[Collected data entries]
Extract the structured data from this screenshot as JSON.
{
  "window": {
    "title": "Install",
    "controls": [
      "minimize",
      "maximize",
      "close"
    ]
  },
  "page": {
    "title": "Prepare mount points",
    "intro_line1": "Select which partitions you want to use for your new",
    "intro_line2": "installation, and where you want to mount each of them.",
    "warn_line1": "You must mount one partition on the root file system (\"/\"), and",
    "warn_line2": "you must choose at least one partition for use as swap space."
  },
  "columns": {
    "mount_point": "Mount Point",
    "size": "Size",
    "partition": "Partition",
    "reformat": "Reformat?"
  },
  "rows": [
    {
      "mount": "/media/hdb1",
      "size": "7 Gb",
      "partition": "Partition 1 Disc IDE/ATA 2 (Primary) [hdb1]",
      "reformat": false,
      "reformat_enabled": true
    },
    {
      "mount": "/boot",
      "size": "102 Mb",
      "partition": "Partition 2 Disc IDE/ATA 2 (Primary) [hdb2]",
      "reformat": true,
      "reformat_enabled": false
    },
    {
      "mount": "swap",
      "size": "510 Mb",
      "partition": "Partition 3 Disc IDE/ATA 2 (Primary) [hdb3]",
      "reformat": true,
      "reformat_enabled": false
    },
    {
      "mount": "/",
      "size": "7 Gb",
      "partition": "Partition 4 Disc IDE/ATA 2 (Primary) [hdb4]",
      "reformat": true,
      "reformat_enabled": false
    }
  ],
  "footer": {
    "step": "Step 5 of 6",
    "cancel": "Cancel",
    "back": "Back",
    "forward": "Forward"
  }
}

GIVEN PROBLEM: Above are some records; extract every one of them exactly.

RESPONSE:
Extract the structured data from this screenshot as JSON.
{
  "window": {
    "title": "Install",
    "controls": [
      "minimize",
      "maximize",
      "close"
    ]
  },
  "page": {
    "title": "Prepare mount points",
    "intro_line1": "Select which partitions you want to use for your new",
    "intro_line2": "installation, and where you want to mount each of them.",
    "warn_line1": "You must mount one partition on the root file system (\"/\"), and",
    "warn_line2": "you must choose at least one partition for use as swap space."
  },
  "columns": {
    "mount_point": "Mount Point",
    "size": "Size",
    "partition": "Partition",
    "reformat": "Reformat?"
  },
  "rows": [
    {
      "mount": "/media/hdb1",
      "size": "7 Gb",
      "partition": "Partition 1 Disc IDE/ATA 2 (Primary) [hdb1]",
      "reformat": false,
      "reformat_enabled": true
    },
    {
      "mount": "/boot",
      "size": "102 Mb",
      "partition": "Partition 2 Disc IDE/ATA 2 (Primary) [hdb2]",
      "reformat": true,
      "reformat_enabled": false
    },
    {
      "mount": "swap",
      "size": "510 Mb",
      "partition": "Partition 3 Disc IDE/ATA 2 (Primary) [hdb3]",
      "reformat": true,
      "reformat_enabled": false
    },
    {
      "mount": "/",
      "size": "7 Gb",
      "partition": "Partition 4 Disc IDE/ATA 2 (Primary) [hdb4]",
      "reformat": true,
      "reformat_enabled": false
    }
  ],
  "footer": {
    "step": "Step 5 of 6",
    "cancel": "Cancel",
    "back": "Back",
    "forward": "Forward"
  }
}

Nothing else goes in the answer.